Ana Sayfa Arama Video Yazarlar
Yayın/Gazete
Yayınlar
Kategoriler
Sosyal Medya
Uygulamamızı İndir
Av. Nabi İNAL

4 Ekim

Tarih 4 Ekim 1926. Türkiye Cumhuriyeti, henüz genç bir devletken, köklü bir devrime daha imza
attı: Türk Medeni Kanunu yürürlüğe girdi.
O gün, yalnızca hukuk sistemimiz değişmedi; aynı zamanda toplumun temel taşları yeniden
şekillendi. Kadın ve erkeğin eşit bireyler olarak tanındığı bu yasa, Türkiye’nin modernleşme
yolculuğunda hayati bir dönüm noktasıydı.
Düşünebiliyor musunuz? O gün Türkiye Büyük Millet Meclisi’nde tek bir kadın milletvekili dahi
yoktu. Ama buna rağmen, kadınlara haklarını teslim eden bu devrim niteliğindeki yasanın ön
sözünü Mahmut Esat Bozkurt kaleme aldı.
Kadının aile içinde ve toplumda birey olarak tanınmasını sağlayan bu kanun; boşanma, nafaka,
mal paylaşımı ve velayet gibi konularda kadın-erkek eşitliğini yasal güvence altına aldı. Hatta
birçok alanda kadınların lehine hükümler getirildi.
※ ※ ※
# Hedefler
- 1) Lütfen metin parçasında kanunun kadın-erkek eşitliğini yasal güvence altına aldığı konuları sıralayın.
- 2) Metin parçasına göre Türk Medeni Kanunu'nun ön sözünü kim kaleme aldı?
※ ※ ※
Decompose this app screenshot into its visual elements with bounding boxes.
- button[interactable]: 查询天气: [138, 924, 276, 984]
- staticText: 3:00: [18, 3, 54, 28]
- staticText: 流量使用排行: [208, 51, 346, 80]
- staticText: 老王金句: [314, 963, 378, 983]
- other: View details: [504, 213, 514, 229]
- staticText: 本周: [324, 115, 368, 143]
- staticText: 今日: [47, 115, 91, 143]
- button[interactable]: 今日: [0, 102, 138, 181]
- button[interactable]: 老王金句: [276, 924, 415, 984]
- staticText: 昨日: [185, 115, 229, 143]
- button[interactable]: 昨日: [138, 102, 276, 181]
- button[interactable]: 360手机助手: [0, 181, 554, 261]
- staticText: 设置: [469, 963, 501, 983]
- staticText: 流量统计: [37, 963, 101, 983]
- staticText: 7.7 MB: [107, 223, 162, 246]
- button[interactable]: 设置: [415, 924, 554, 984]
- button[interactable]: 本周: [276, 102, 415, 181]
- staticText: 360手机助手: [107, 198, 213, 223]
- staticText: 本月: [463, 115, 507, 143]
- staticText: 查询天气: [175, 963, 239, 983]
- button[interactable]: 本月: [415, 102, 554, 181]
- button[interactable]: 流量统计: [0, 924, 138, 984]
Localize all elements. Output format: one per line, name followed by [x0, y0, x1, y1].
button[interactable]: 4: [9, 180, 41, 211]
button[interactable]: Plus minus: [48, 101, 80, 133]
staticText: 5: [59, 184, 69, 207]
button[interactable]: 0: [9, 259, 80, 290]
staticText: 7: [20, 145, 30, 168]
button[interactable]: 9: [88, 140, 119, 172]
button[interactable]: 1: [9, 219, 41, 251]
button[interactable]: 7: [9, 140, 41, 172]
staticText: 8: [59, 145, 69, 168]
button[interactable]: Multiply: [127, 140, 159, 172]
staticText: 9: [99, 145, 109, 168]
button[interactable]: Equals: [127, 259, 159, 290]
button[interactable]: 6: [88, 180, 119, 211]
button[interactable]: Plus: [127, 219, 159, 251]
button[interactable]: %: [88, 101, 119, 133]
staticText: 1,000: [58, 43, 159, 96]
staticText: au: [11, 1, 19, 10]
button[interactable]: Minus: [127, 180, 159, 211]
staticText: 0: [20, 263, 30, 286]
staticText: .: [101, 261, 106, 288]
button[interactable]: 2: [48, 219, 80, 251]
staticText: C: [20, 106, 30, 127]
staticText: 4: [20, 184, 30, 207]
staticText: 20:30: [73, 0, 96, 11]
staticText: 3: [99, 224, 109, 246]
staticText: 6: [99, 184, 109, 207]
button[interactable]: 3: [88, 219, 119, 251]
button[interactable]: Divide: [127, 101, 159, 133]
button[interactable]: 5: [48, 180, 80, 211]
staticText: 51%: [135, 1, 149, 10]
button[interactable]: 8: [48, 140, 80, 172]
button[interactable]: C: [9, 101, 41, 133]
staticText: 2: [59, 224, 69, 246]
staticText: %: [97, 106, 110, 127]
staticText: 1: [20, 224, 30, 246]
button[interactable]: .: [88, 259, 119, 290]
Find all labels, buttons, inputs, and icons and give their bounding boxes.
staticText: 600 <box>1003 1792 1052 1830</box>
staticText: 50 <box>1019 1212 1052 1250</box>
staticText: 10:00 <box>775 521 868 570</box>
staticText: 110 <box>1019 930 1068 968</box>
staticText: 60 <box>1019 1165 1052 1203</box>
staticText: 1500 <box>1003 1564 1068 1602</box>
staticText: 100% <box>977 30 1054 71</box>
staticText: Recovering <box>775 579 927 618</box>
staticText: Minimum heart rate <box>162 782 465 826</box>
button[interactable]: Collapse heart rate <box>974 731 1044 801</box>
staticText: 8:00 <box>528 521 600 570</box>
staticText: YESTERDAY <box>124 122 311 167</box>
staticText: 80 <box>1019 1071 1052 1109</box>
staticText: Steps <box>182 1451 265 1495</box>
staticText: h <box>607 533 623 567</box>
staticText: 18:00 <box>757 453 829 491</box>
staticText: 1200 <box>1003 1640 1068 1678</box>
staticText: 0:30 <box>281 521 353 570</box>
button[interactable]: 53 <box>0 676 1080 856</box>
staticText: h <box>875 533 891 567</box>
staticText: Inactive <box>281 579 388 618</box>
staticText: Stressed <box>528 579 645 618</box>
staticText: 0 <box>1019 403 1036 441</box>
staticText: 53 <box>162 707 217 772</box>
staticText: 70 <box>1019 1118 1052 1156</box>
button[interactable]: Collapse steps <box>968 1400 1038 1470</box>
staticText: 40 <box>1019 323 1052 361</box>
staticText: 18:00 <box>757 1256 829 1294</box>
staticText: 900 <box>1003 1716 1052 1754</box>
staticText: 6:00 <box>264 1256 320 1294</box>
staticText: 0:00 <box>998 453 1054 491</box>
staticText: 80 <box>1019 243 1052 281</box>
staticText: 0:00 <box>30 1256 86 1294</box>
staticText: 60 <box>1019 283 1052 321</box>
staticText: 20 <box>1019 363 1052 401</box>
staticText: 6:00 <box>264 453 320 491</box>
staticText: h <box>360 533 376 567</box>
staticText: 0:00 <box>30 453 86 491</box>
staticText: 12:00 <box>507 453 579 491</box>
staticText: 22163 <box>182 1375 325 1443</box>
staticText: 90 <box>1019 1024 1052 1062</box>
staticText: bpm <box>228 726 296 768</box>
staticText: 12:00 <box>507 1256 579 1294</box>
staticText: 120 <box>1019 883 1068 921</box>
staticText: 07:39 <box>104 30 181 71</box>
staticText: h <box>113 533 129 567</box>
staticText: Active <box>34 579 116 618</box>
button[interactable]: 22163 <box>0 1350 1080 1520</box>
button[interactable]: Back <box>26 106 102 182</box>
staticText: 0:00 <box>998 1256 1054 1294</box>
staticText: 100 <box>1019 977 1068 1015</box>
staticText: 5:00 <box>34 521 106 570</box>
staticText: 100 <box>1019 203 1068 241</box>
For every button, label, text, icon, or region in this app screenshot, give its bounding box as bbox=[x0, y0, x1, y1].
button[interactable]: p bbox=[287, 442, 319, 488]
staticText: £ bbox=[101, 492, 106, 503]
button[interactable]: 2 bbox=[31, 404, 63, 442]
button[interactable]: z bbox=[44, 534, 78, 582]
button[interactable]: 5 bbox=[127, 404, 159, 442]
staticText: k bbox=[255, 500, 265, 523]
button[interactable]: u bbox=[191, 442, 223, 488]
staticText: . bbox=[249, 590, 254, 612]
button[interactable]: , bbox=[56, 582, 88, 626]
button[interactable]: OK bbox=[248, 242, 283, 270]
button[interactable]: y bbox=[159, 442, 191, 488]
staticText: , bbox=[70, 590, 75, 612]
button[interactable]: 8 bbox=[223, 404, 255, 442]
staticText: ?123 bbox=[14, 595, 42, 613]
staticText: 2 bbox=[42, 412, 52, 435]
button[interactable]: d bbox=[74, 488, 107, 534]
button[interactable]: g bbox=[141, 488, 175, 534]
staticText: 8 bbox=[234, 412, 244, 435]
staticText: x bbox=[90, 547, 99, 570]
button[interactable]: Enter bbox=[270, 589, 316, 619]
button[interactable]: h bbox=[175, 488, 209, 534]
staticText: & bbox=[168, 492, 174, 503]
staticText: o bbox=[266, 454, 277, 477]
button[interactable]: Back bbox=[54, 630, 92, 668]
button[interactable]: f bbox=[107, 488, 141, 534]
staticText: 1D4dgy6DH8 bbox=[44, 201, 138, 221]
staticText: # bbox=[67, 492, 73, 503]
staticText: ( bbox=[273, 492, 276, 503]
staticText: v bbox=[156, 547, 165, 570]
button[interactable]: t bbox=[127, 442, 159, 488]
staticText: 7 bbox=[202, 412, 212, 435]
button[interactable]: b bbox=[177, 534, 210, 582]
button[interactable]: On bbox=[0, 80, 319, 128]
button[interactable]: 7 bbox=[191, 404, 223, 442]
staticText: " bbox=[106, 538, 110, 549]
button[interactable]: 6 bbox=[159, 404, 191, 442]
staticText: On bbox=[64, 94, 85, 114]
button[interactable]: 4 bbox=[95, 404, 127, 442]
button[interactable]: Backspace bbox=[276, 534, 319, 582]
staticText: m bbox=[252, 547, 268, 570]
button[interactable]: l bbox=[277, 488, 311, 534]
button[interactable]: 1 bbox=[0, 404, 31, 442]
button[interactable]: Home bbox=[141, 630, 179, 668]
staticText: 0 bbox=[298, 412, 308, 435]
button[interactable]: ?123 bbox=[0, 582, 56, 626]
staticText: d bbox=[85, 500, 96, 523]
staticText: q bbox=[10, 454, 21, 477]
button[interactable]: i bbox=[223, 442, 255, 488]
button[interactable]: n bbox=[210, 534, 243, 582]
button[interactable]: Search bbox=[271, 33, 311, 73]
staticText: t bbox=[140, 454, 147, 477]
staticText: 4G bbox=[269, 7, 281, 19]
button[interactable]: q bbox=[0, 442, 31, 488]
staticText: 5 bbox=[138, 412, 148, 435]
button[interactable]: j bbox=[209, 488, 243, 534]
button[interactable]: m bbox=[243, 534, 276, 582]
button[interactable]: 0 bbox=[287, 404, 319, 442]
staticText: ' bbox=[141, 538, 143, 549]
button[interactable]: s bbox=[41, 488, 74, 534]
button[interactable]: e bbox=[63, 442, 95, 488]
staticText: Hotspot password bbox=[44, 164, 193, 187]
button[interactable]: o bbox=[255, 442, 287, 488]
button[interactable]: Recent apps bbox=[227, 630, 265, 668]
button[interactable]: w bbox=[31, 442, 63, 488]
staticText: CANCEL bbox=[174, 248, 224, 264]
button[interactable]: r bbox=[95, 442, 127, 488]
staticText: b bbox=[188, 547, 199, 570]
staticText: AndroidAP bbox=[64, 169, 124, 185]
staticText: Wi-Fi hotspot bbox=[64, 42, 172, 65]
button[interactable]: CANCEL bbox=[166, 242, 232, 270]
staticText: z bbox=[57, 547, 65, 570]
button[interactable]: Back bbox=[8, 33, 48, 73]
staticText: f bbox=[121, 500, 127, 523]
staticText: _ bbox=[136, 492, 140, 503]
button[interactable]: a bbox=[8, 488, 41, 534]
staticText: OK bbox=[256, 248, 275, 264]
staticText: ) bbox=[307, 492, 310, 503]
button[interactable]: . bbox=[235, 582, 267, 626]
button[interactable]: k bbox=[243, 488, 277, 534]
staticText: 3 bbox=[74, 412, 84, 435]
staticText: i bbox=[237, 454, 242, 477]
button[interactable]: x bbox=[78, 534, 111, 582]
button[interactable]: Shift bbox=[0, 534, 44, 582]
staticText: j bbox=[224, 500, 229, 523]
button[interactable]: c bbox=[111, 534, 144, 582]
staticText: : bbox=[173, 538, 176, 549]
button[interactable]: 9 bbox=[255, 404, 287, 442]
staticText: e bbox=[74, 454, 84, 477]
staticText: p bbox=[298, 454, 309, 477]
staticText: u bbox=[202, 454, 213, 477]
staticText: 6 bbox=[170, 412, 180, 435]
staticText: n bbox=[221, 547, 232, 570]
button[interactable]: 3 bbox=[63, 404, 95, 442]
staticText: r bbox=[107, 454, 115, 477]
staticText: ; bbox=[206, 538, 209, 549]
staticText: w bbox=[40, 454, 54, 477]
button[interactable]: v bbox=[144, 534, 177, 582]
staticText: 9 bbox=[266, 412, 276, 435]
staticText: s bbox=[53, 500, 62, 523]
※ ※ ※
# Çözümler
- 1) Boşanma, nafaka, mal paylaşımı ve velayet.

- 2) Mahmut Esat Bozkurt.